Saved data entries
┌────────

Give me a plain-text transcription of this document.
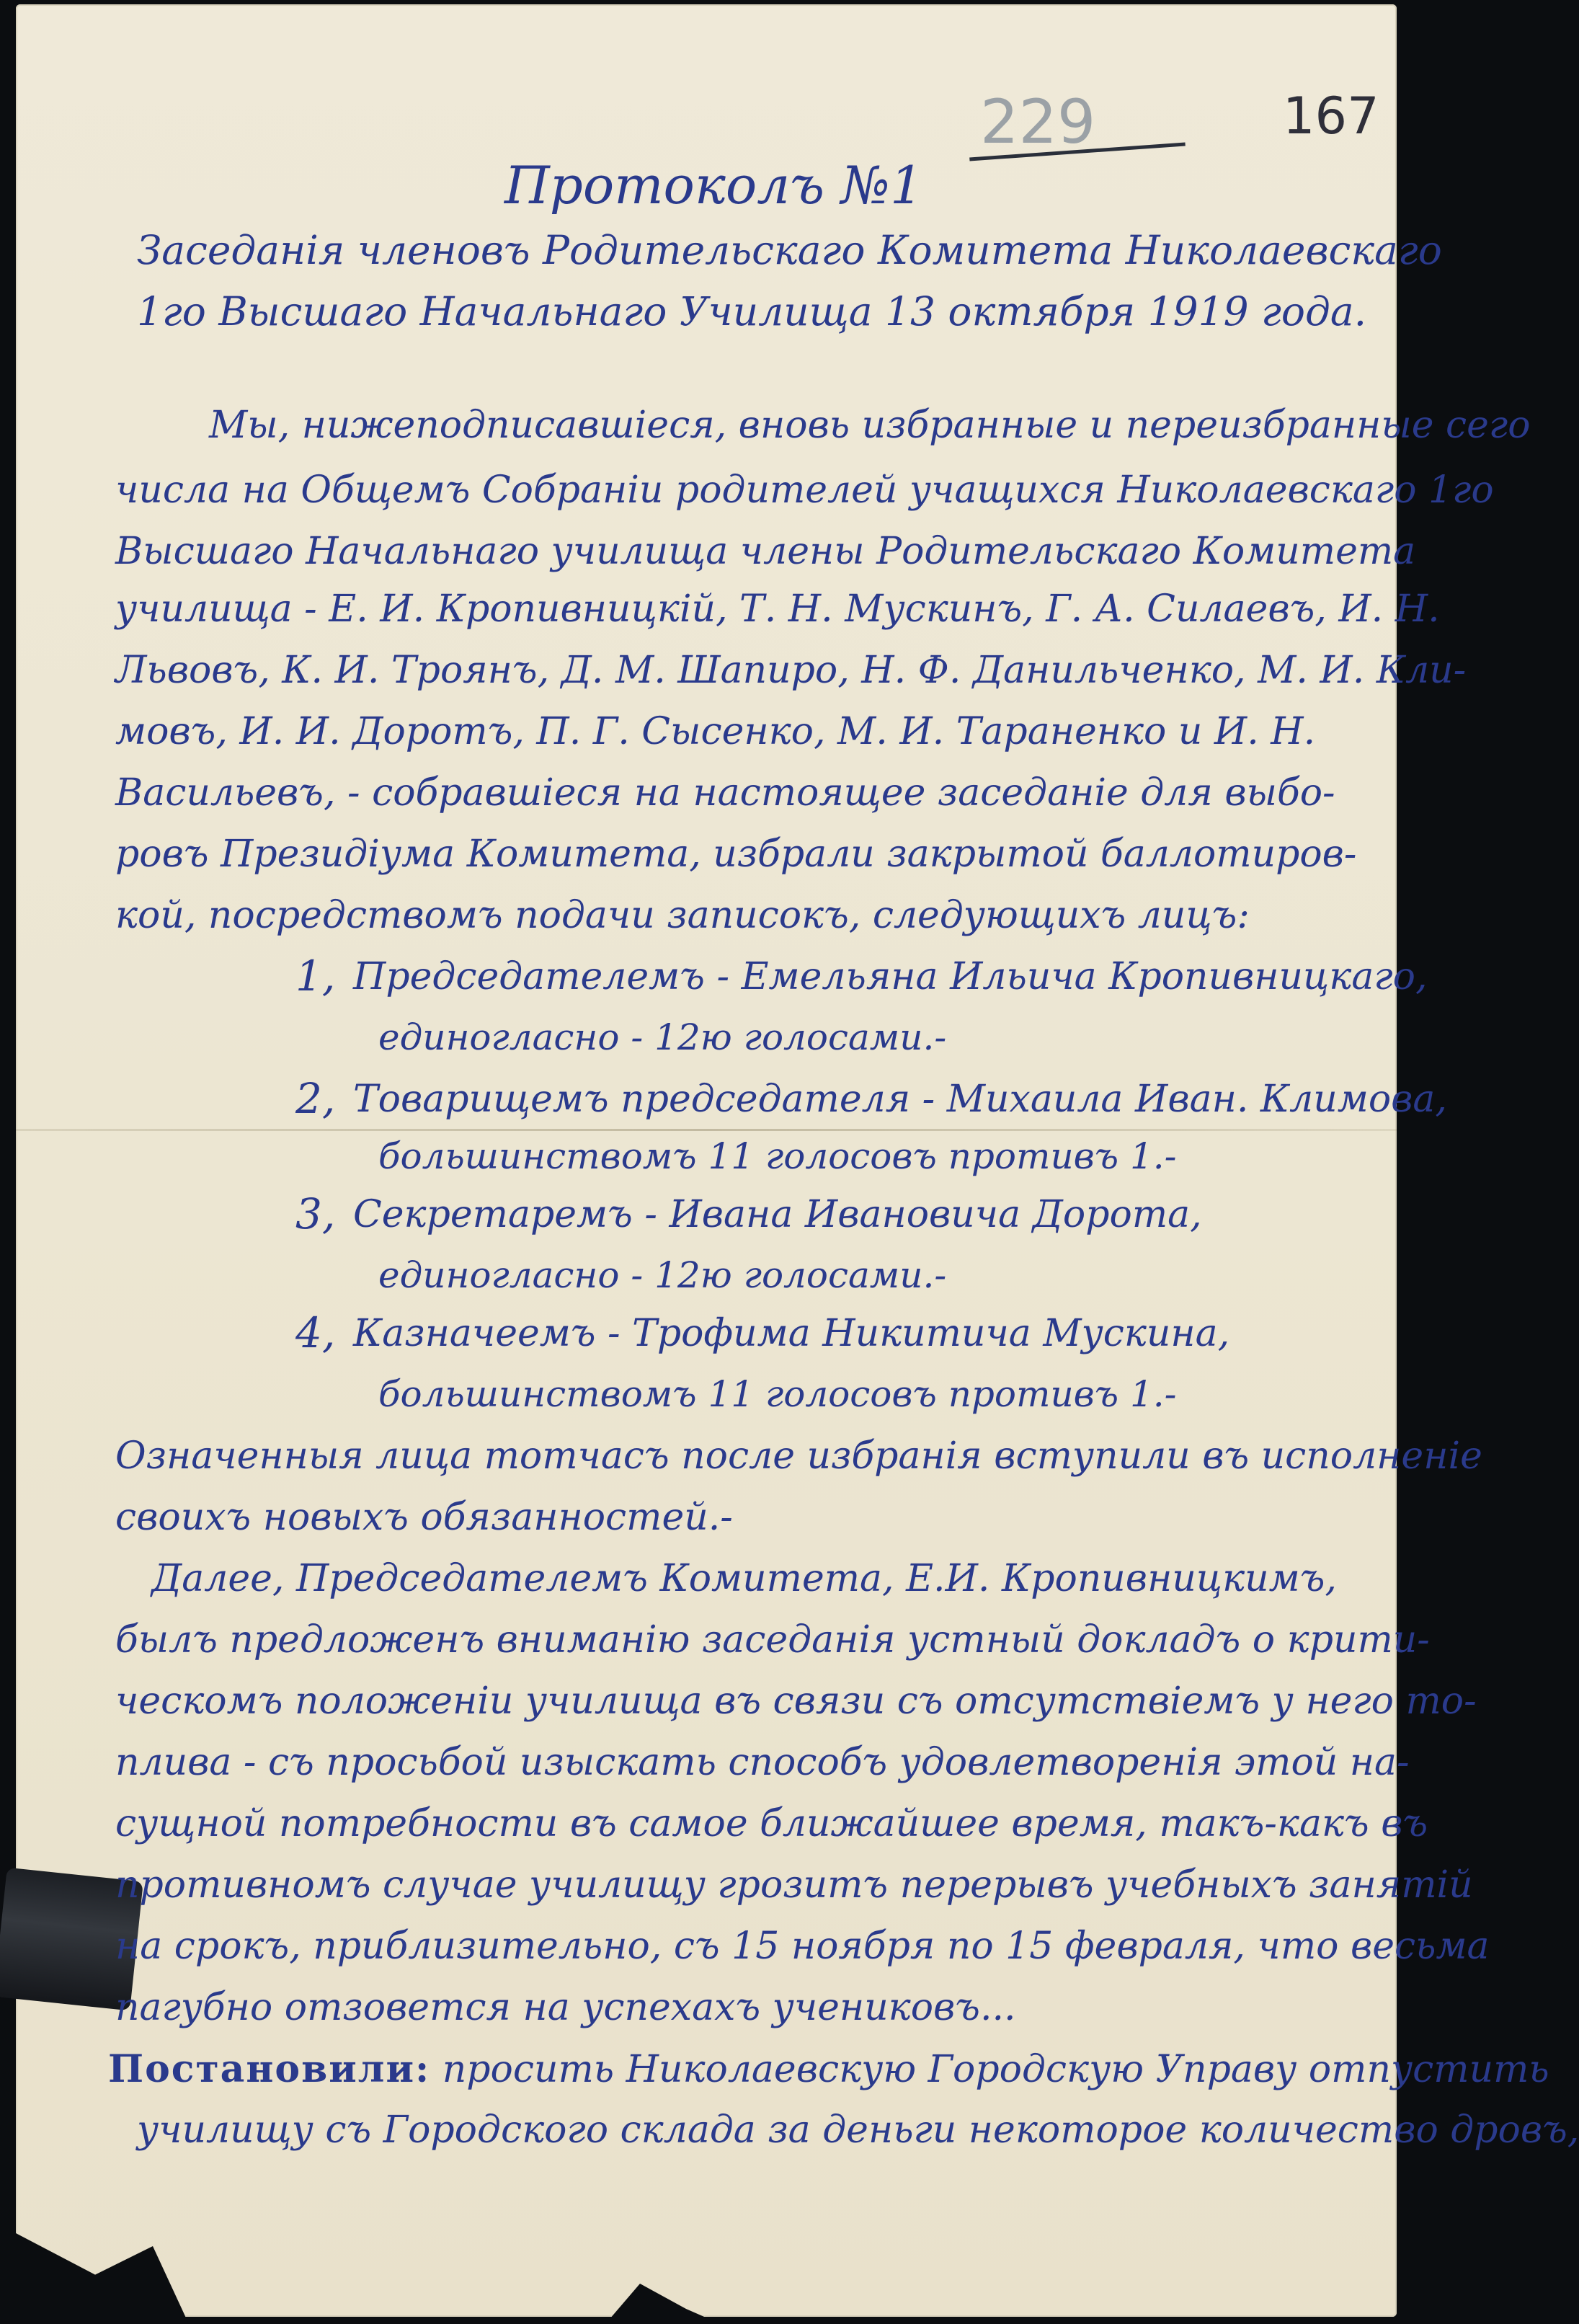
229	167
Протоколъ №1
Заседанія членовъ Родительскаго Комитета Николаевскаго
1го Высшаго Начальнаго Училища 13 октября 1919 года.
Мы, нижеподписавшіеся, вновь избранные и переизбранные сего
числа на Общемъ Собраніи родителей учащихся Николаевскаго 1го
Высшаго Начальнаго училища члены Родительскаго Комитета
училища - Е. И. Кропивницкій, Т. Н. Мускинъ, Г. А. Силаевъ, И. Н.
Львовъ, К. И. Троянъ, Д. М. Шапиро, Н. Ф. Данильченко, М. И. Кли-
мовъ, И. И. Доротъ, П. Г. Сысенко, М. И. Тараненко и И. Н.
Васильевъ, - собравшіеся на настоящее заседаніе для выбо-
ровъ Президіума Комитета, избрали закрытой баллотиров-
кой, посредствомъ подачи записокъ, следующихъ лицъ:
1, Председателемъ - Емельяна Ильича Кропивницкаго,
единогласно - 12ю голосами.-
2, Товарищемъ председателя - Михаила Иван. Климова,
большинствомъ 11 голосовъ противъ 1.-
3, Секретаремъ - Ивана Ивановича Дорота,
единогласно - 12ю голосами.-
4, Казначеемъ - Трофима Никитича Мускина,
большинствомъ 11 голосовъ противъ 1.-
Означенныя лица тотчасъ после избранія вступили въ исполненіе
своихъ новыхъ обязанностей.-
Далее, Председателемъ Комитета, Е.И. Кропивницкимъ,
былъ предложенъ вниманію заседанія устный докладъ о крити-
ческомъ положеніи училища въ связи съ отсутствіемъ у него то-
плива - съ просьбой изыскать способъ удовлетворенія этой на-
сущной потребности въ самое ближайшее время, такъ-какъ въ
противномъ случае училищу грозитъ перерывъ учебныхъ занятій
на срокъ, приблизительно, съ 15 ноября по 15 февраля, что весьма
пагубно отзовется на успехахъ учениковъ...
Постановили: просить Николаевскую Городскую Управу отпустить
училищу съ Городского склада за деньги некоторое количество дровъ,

└────────

## [Aim of the task]
Identify all lines where the word "училищу" shows up. Copy them.

## [Task solution]
противномъ случае училищу грозитъ перерывъ учебныхъ занятій
училищу съ Городского склада за деньги некоторое количество дровъ,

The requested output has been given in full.